WORK TO BE COMPLETED -
All records must be quoted exactly. Omit the pictures.

_____

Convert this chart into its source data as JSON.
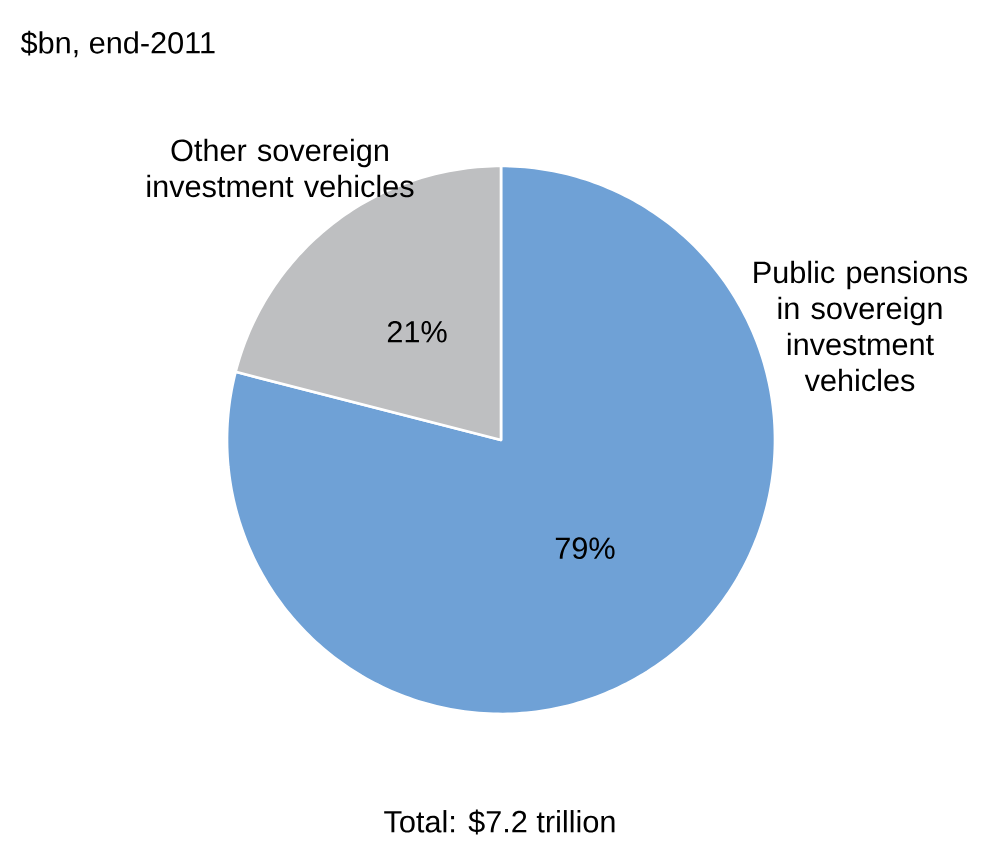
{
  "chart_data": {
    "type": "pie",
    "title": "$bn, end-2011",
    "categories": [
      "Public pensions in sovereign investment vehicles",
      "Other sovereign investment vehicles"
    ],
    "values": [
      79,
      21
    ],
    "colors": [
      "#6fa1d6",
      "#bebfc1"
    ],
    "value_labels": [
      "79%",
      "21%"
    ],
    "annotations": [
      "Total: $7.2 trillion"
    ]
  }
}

_____

EXERCISE ANSWER -
Convert this chart into its source data as JSON.
{
  "chart_data": {
    "type": "pie",
    "title": "$bn, end-2011",
    "categories": [
      "Public pensions in sovereign investment vehicles",
      "Other sovereign investment vehicles"
    ],
    "values": [
      79,
      21
    ],
    "colors": [
      "#6fa1d6",
      "#bebfc1"
    ],
    "value_labels": [
      "79%",
      "21%"
    ],
    "annotations": [
      "Total: $7.2 trillion"
    ]
  }
}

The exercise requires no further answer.